» **Task requirements**
Copy out all the entries exactly.

#### Recorded data ####

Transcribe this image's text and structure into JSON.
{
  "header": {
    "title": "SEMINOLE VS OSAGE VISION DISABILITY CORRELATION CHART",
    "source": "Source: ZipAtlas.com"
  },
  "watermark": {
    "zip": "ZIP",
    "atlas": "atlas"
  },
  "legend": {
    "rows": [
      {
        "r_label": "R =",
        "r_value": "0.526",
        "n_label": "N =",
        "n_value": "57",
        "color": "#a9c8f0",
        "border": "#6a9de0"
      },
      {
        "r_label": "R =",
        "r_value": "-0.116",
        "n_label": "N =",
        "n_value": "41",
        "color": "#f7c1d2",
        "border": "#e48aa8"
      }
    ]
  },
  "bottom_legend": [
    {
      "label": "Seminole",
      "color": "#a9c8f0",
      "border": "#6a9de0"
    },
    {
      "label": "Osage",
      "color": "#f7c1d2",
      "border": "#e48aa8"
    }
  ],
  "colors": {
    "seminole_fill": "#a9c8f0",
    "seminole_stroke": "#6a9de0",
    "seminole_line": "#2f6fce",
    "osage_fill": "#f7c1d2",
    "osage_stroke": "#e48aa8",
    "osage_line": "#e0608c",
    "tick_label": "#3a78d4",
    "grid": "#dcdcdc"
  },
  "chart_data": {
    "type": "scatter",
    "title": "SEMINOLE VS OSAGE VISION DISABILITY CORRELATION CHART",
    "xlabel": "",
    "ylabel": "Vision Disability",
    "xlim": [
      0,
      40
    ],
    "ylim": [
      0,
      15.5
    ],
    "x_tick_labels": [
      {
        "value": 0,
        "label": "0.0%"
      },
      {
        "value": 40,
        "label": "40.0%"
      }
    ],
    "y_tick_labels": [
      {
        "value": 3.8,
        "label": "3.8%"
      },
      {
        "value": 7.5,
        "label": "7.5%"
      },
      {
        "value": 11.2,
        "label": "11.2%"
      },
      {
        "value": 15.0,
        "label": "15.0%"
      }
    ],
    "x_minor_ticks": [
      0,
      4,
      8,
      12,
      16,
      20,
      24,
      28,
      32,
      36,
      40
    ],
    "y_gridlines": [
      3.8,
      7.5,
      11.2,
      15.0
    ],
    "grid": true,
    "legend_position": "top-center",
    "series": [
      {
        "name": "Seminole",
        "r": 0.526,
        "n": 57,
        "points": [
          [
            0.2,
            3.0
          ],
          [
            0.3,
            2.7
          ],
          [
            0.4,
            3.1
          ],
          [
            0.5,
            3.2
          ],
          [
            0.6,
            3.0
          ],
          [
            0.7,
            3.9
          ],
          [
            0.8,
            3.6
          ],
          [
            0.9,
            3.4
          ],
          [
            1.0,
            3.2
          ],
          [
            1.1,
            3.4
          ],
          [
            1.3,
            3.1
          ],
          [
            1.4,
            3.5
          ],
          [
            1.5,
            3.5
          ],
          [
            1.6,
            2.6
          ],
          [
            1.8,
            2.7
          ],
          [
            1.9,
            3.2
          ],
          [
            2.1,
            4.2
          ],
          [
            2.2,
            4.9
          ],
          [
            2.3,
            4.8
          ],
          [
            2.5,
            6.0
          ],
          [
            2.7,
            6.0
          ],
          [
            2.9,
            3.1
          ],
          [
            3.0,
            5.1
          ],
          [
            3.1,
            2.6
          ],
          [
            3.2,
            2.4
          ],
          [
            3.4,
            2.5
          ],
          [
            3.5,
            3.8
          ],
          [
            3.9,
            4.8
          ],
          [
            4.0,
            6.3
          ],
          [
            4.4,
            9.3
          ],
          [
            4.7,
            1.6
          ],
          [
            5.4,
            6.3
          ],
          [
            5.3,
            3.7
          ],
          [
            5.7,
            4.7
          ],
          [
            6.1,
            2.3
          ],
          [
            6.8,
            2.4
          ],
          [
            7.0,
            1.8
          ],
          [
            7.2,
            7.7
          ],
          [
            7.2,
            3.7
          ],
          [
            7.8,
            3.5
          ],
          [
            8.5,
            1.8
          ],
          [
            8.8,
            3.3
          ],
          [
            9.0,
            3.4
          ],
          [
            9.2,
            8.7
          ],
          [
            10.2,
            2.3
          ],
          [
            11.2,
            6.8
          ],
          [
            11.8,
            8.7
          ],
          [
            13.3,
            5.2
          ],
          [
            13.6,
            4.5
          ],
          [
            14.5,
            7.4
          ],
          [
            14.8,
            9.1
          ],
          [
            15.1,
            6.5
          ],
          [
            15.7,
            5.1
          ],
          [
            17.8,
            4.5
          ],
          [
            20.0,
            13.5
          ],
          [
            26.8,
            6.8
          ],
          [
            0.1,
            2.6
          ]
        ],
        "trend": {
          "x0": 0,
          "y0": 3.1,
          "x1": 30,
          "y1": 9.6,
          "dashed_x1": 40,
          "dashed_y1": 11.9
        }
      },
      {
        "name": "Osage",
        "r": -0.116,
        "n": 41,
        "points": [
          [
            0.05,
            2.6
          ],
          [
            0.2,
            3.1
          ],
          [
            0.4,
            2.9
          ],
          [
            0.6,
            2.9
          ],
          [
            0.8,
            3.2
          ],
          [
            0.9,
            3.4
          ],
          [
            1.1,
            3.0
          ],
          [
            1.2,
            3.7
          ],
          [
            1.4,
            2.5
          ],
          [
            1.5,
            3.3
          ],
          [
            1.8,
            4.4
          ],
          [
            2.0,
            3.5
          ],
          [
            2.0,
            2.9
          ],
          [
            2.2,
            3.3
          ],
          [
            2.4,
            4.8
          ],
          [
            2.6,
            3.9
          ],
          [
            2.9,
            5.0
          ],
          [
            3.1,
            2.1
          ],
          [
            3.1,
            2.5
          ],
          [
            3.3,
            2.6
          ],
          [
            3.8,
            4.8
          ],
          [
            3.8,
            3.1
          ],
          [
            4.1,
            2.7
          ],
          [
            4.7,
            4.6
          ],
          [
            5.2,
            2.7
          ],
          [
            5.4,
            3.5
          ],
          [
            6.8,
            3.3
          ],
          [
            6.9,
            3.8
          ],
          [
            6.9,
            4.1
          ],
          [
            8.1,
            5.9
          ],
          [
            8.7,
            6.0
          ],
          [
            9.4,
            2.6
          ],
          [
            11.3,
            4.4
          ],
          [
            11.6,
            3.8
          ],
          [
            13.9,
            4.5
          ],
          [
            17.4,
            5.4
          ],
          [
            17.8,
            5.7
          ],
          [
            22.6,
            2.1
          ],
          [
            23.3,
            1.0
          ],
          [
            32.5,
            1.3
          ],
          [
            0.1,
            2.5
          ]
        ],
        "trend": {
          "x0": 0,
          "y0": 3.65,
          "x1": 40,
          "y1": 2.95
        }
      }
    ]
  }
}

####

» **Finished exercise**
Transcribe this image's text and structure into JSON.
{
  "header": {
    "title": "SEMINOLE VS OSAGE VISION DISABILITY CORRELATION CHART",
    "source": "Source: ZipAtlas.com"
  },
  "watermark": {
    "zip": "ZIP",
    "atlas": "atlas"
  },
  "legend": {
    "rows": [
      {
        "r_label": "R =",
        "r_value": "0.526",
        "n_label": "N =",
        "n_value": "57",
        "color": "#a9c8f0",
        "border": "#6a9de0"
      },
      {
        "r_label": "R =",
        "r_value": "-0.116",
        "n_label": "N =",
        "n_value": "41",
        "color": "#f7c1d2",
        "border": "#e48aa8"
      }
    ]
  },
  "bottom_legend": [
    {
      "label": "Seminole",
      "color": "#a9c8f0",
      "border": "#6a9de0"
    },
    {
      "label": "Osage",
      "color": "#f7c1d2",
      "border": "#e48aa8"
    }
  ],
  "colors": {
    "seminole_fill": "#a9c8f0",
    "seminole_stroke": "#6a9de0",
    "seminole_line": "#2f6fce",
    "osage_fill": "#f7c1d2",
    "osage_stroke": "#e48aa8",
    "osage_line": "#e0608c",
    "tick_label": "#3a78d4",
    "grid": "#dcdcdc"
  },
  "chart_data": {
    "type": "scatter",
    "title": "SEMINOLE VS OSAGE VISION DISABILITY CORRELATION CHART",
    "xlabel": "",
    "ylabel": "Vision Disability",
    "xlim": [
      0,
      40
    ],
    "ylim": [
      0,
      15.5
    ],
    "x_tick_labels": [
      {
        "value": 0,
        "label": "0.0%"
      },
      {
        "value": 40,
        "label": "40.0%"
      }
    ],
    "y_tick_labels": [
      {
        "value": 3.8,
        "label": "3.8%"
      },
      {
        "value": 7.5,
        "label": "7.5%"
      },
      {
        "value": 11.2,
        "label": "11.2%"
      },
      {
        "value": 15.0,
        "label": "15.0%"
      }
    ],
    "x_minor_ticks": [
      0,
      4,
      8,
      12,
      16,
      20,
      24,
      28,
      32,
      36,
      40
    ],
    "y_gridlines": [
      3.8,
      7.5,
      11.2,
      15.0
    ],
    "grid": true,
    "legend_position": "top-center",
    "series": [
      {
        "name": "Seminole",
        "r": 0.526,
        "n": 57,
        "points": [
          [
            0.2,
            3.0
          ],
          [
            0.3,
            2.7
          ],
          [
            0.4,
            3.1
          ],
          [
            0.5,
            3.2
          ],
          [
            0.6,
            3.0
          ],
          [
            0.7,
            3.9
          ],
          [
            0.8,
            3.6
          ],
          [
            0.9,
            3.4
          ],
          [
            1.0,
            3.2
          ],
          [
            1.1,
            3.4
          ],
          [
            1.3,
            3.1
          ],
          [
            1.4,
            3.5
          ],
          [
            1.5,
            3.5
          ],
          [
            1.6,
            2.6
          ],
          [
            1.8,
            2.7
          ],
          [
            1.9,
            3.2
          ],
          [
            2.1,
            4.2
          ],
          [
            2.2,
            4.9
          ],
          [
            2.3,
            4.8
          ],
          [
            2.5,
            6.0
          ],
          [
            2.7,
            6.0
          ],
          [
            2.9,
            3.1
          ],
          [
            3.0,
            5.1
          ],
          [
            3.1,
            2.6
          ],
          [
            3.2,
            2.4
          ],
          [
            3.4,
            2.5
          ],
          [
            3.5,
            3.8
          ],
          [
            3.9,
            4.8
          ],
          [
            4.0,
            6.3
          ],
          [
            4.4,
            9.3
          ],
          [
            4.7,
            1.6
          ],
          [
            5.4,
            6.3
          ],
          [
            5.3,
            3.7
          ],
          [
            5.7,
            4.7
          ],
          [
            6.1,
            2.3
          ],
          [
            6.8,
            2.4
          ],
          [
            7.0,
            1.8
          ],
          [
            7.2,
            7.7
          ],
          [
            7.2,
            3.7
          ],
          [
            7.8,
            3.5
          ],
          [
            8.5,
            1.8
          ],
          [
            8.8,
            3.3
          ],
          [
            9.0,
            3.4
          ],
          [
            9.2,
            8.7
          ],
          [
            10.2,
            2.3
          ],
          [
            11.2,
            6.8
          ],
          [
            11.8,
            8.7
          ],
          [
            13.3,
            5.2
          ],
          [
            13.6,
            4.5
          ],
          [
            14.5,
            7.4
          ],
          [
            14.8,
            9.1
          ],
          [
            15.1,
            6.5
          ],
          [
            15.7,
            5.1
          ],
          [
            17.8,
            4.5
          ],
          [
            20.0,
            13.5
          ],
          [
            26.8,
            6.8
          ],
          [
            0.1,
            2.6
          ]
        ],
        "trend": {
          "x0": 0,
          "y0": 3.1,
          "x1": 30,
          "y1": 9.6,
          "dashed_x1": 40,
          "dashed_y1": 11.9
        }
      },
      {
        "name": "Osage",
        "r": -0.116,
        "n": 41,
        "points": [
          [
            0.05,
            2.6
          ],
          [
            0.2,
            3.1
          ],
          [
            0.4,
            2.9
          ],
          [
            0.6,
            2.9
          ],
          [
            0.8,
            3.2
          ],
          [
            0.9,
            3.4
          ],
          [
            1.1,
            3.0
          ],
          [
            1.2,
            3.7
          ],
          [
            1.4,
            2.5
          ],
          [
            1.5,
            3.3
          ],
          [
            1.8,
            4.4
          ],
          [
            2.0,
            3.5
          ],
          [
            2.0,
            2.9
          ],
          [
            2.2,
            3.3
          ],
          [
            2.4,
            4.8
          ],
          [
            2.6,
            3.9
          ],
          [
            2.9,
            5.0
          ],
          [
            3.1,
            2.1
          ],
          [
            3.1,
            2.5
          ],
          [
            3.3,
            2.6
          ],
          [
            3.8,
            4.8
          ],
          [
            3.8,
            3.1
          ],
          [
            4.1,
            2.7
          ],
          [
            4.7,
            4.6
          ],
          [
            5.2,
            2.7
          ],
          [
            5.4,
            3.5
          ],
          [
            6.8,
            3.3
          ],
          [
            6.9,
            3.8
          ],
          [
            6.9,
            4.1
          ],
          [
            8.1,
            5.9
          ],
          [
            8.7,
            6.0
          ],
          [
            9.4,
            2.6
          ],
          [
            11.3,
            4.4
          ],
          [
            11.6,
            3.8
          ],
          [
            13.9,
            4.5
          ],
          [
            17.4,
            5.4
          ],
          [
            17.8,
            5.7
          ],
          [
            22.6,
            2.1
          ],
          [
            23.3,
            1.0
          ],
          [
            32.5,
            1.3
          ],
          [
            0.1,
            2.5
          ]
        ],
        "trend": {
          "x0": 0,
          "y0": 3.65,
          "x1": 40,
          "y1": 2.95
        }
      }
    ]
  }
}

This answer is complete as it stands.